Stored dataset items

** start **

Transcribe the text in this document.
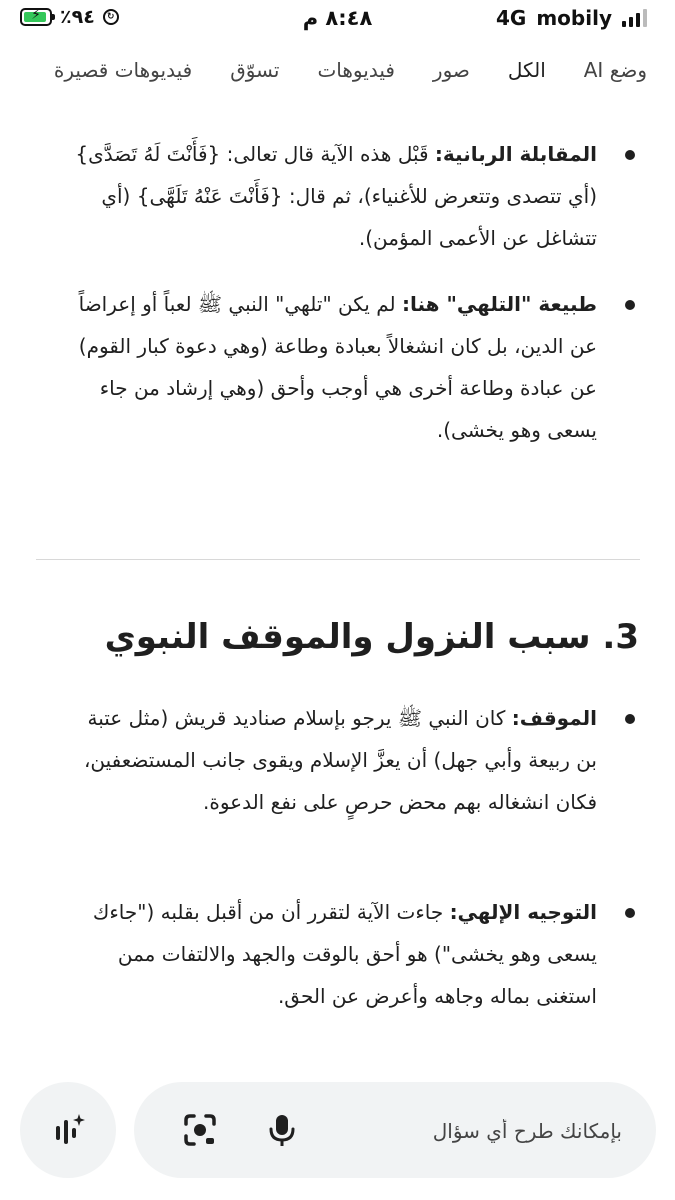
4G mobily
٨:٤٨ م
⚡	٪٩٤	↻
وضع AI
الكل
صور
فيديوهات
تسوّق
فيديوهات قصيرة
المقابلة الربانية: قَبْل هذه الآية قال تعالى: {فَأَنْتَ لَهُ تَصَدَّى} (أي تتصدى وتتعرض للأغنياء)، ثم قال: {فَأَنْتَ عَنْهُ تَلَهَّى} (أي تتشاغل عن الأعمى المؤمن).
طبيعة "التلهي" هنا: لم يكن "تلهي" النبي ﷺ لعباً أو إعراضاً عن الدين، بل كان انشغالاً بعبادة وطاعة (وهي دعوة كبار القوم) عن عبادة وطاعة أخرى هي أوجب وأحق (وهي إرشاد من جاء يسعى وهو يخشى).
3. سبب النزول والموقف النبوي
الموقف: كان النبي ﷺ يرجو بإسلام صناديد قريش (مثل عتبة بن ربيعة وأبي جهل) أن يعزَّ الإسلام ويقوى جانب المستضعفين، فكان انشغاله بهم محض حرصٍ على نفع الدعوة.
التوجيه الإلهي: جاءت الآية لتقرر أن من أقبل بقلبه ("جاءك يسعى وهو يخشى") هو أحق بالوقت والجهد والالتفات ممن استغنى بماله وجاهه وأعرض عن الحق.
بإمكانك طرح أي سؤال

** end **

From the listing, extract all text exactly as given and drop any picture.

Transcribe the text in this document.
4G mobily
٨:٤٨ م
⚡	٪٩٤	↻
وضع AI
الكل
صور
فيديوهات
تسوّق
فيديوهات قصيرة
المقابلة الربانية: قَبْل هذه الآية قال تعالى: {فَأَنْتَ لَهُ تَصَدَّى} (أي تتصدى وتتعرض للأغنياء)، ثم قال: {فَأَنْتَ عَنْهُ تَلَهَّى} (أي تتشاغل عن الأعمى المؤمن).
طبيعة "التلهي" هنا: لم يكن "تلهي" النبي ﷺ لعباً أو إعراضاً عن الدين، بل كان انشغالاً بعبادة وطاعة (وهي دعوة كبار القوم) عن عبادة وطاعة أخرى هي أوجب وأحق (وهي إرشاد من جاء يسعى وهو يخشى).
3. سبب النزول والموقف النبوي
الموقف: كان النبي ﷺ يرجو بإسلام صناديد قريش (مثل عتبة بن ربيعة وأبي جهل) أن يعزَّ الإسلام ويقوى جانب المستضعفين، فكان انشغاله بهم محض حرصٍ على نفع الدعوة.
التوجيه الإلهي: جاءت الآية لتقرر أن من أقبل بقلبه ("جاءك يسعى وهو يخشى") هو أحق بالوقت والجهد والالتفات ممن استغنى بماله وجاهه وأعرض عن الحق.
بإمكانك طرح أي سؤال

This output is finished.